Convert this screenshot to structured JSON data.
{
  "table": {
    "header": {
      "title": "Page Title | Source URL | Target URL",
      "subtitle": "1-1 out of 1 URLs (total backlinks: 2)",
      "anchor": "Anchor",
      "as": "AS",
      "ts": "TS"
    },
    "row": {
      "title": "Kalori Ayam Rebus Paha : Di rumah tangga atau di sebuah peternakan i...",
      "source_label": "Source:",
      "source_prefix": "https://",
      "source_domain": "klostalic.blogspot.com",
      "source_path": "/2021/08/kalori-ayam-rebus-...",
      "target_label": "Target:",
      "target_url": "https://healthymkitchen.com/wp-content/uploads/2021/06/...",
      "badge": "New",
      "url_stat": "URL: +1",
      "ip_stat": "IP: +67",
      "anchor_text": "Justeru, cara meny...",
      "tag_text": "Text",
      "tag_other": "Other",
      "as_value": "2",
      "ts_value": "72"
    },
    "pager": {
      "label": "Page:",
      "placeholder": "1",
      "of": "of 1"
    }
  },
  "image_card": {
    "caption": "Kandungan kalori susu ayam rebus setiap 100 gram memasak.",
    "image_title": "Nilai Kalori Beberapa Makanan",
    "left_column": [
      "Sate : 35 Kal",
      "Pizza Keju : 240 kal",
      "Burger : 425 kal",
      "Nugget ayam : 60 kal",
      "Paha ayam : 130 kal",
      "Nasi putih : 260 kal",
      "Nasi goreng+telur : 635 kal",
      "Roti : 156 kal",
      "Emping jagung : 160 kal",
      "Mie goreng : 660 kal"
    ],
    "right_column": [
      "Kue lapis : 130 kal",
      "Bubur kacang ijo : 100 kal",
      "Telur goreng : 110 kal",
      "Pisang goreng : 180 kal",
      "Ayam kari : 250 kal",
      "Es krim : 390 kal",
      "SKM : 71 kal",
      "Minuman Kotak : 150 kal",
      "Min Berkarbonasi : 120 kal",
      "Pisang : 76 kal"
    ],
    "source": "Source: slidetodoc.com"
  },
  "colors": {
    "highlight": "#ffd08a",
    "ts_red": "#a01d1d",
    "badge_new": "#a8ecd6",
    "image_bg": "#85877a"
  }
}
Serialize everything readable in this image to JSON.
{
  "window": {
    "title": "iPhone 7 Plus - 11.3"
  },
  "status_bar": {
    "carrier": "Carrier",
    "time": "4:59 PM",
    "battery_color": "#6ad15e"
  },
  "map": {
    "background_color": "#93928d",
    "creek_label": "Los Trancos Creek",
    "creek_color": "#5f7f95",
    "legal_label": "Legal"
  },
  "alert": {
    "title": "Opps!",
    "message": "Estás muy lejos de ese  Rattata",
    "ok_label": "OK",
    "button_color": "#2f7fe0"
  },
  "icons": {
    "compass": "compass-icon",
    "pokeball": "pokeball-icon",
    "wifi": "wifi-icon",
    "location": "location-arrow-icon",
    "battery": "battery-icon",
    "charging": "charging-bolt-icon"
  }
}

☆ ☆ ☆ ☆ ☆ ☆ ☆

From the records above, extract everything verbatim.

Convert this screenshot to structured JSON data.
{
  "table": {
    "header": {
      "title": "Page Title | Source URL | Target URL",
      "subtitle": "1-1 out of 1 URLs (total backlinks: 2)",
      "anchor": "Anchor",
      "as": "AS",
      "ts": "TS"
    },
    "row": {
      "title": "Kalori Ayam Rebus Paha : Di rumah tangga atau di sebuah peternakan i...",
      "source_label": "Source:",
      "source_prefix": "https://",
      "source_domain": "klostalic.blogspot.com",
      "source_path": "/2021/08/kalori-ayam-rebus-...",
      "target_label": "Target:",
      "target_url": "https://healthymkitchen.com/wp-content/uploads/2021/06/...",
      "badge": "New",
      "url_stat": "URL: +1",
      "ip_stat": "IP: +67",
      "anchor_text": "Justeru, cara meny...",
      "tag_text": "Text",
      "tag_other": "Other",
      "as_value": "2",
      "ts_value": "72"
    },
    "pager": {
      "label": "Page:",
      "placeholder": "1",
      "of": "of 1"
    }
  },
  "image_card": {
    "caption": "Kandungan kalori susu ayam rebus setiap 100 gram memasak.",
    "image_title": "Nilai Kalori Beberapa Makanan",
    "left_column": [
      "Sate : 35 Kal",
      "Pizza Keju : 240 kal",
      "Burger : 425 kal",
      "Nugget ayam : 60 kal",
      "Paha ayam : 130 kal",
      "Nasi putih : 260 kal",
      "Nasi goreng+telur : 635 kal",
      "Roti : 156 kal",
      "Emping jagung : 160 kal",
      "Mie goreng : 660 kal"
    ],
    "right_column": [
      "Kue lapis : 130 kal",
      "Bubur kacang ijo : 100 kal",
      "Telur goreng : 110 kal",
      "Pisang goreng : 180 kal",
      "Ayam kari : 250 kal",
      "Es krim : 390 kal",
      "SKM : 71 kal",
      "Minuman Kotak : 150 kal",
      "Min Berkarbonasi : 120 kal",
      "Pisang : 76 kal"
    ],
    "source": "Source: slidetodoc.com"
  },
  "colors": {
    "highlight": "#ffd08a",
    "ts_red": "#a01d1d",
    "badge_new": "#a8ecd6",
    "image_bg": "#85877a"
  }
}
Serialize everything readable in this image to JSON.
{
  "window": {
    "title": "iPhone 7 Plus - 11.3"
  },
  "status_bar": {
    "carrier": "Carrier",
    "time": "4:59 PM",
    "battery_color": "#6ad15e"
  },
  "map": {
    "background_color": "#93928d",
    "creek_label": "Los Trancos Creek",
    "creek_color": "#5f7f95",
    "legal_label": "Legal"
  },
  "alert": {
    "title": "Opps!",
    "message": "Estás muy lejos de ese  Rattata",
    "ok_label": "OK",
    "button_color": "#2f7fe0"
  },
  "icons": {
    "compass": "compass-icon",
    "pokeball": "pokeball-icon",
    "wifi": "wifi-icon",
    "location": "location-arrow-icon",
    "battery": "battery-icon",
    "charging": "charging-bolt-icon"
  }
}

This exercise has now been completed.